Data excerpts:
** start **
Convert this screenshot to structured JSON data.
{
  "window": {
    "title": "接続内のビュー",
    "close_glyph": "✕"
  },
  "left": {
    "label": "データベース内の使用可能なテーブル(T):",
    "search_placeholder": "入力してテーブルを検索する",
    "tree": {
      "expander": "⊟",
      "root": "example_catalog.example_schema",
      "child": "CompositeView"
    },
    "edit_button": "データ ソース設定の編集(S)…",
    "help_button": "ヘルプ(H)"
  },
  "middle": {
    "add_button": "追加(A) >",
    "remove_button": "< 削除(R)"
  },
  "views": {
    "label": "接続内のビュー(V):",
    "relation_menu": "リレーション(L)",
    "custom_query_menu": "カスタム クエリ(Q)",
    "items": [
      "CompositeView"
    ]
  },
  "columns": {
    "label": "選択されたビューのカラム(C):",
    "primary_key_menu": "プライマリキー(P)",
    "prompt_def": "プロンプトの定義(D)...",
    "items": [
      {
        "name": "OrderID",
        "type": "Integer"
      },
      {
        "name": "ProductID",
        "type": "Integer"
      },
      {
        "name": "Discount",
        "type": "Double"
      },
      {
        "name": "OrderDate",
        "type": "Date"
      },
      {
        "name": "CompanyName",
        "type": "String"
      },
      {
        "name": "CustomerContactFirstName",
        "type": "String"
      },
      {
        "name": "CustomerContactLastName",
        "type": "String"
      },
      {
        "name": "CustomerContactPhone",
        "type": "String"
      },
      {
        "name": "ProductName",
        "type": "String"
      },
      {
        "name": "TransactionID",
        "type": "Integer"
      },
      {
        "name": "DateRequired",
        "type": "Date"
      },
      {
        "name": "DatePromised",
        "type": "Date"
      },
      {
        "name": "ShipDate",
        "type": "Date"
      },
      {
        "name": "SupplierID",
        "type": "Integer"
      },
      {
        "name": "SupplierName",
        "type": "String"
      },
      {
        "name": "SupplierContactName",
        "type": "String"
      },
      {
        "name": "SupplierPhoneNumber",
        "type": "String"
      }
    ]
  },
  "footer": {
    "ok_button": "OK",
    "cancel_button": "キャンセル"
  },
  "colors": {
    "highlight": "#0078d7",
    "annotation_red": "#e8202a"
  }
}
** end **
** start **
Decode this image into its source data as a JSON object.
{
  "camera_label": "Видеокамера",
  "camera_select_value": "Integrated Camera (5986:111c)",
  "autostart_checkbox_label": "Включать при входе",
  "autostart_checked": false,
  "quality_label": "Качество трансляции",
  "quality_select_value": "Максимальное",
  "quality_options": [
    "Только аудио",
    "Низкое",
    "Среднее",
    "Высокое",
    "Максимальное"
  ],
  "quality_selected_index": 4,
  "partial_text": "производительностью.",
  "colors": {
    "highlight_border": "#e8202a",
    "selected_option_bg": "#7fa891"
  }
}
** end **
From the data above, work out how many lines hold "this". Answer with the number alone.

2